-- begin DATA --

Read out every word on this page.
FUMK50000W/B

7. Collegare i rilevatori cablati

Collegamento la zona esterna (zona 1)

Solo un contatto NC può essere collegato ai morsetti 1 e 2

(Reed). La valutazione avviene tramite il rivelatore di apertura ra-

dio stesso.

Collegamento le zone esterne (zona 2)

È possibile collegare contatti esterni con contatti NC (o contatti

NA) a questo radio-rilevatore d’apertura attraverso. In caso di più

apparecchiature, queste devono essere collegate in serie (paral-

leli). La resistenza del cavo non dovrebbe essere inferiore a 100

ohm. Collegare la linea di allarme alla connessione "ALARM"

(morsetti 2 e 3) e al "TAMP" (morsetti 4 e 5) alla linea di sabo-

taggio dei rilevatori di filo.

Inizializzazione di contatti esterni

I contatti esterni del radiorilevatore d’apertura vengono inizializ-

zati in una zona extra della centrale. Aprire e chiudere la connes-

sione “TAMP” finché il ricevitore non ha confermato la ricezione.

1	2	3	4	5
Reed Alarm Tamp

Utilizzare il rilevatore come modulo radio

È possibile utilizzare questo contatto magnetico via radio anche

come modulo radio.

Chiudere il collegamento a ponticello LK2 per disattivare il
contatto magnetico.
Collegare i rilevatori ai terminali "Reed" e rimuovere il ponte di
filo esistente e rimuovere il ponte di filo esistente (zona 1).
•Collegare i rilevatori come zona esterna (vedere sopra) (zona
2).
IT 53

-- end DATA --

■ **TASK DETAILS**: All of the material above needs to be retyped word for word.

■ **WORKED SOLUTION**:
Read out every word on this page.
FUMK50000W/B

7. Collegare i rilevatori cablati

Collegamento la zona esterna (zona 1)

Solo un contatto NC può essere collegato ai morsetti 1 e 2

(Reed). La valutazione avviene tramite il rivelatore di apertura ra-

dio stesso.

Collegamento le zone esterne (zona 2)

È possibile collegare contatti esterni con contatti NC (o contatti

NA) a questo radio-rilevatore d’apertura attraverso. In caso di più

apparecchiature, queste devono essere collegate in serie (paral-

leli). La resistenza del cavo non dovrebbe essere inferiore a 100

ohm. Collegare la linea di allarme alla connessione "ALARM"

(morsetti 2 e 3) e al "TAMP" (morsetti 4 e 5) alla linea di sabo-

taggio dei rilevatori di filo.

Inizializzazione di contatti esterni

I contatti esterni del radiorilevatore d’apertura vengono inizializ-

zati in una zona extra della centrale. Aprire e chiudere la connes-

sione “TAMP” finché il ricevitore non ha confermato la ricezione.

1	2	3	4	5
Reed Alarm Tamp

Utilizzare il rilevatore come modulo radio

È possibile utilizzare questo contatto magnetico via radio anche

come modulo radio.

Chiudere il collegamento a ponticello LK2 per disattivare il
contatto magnetico.
Collegare i rilevatori ai terminali "Reed" e rimuovere il ponte di
filo esistente e rimuovere il ponte di filo esistente (zona 1).
•Collegare i rilevatori come zona esterna (vedere sopra) (zona
2).
IT 53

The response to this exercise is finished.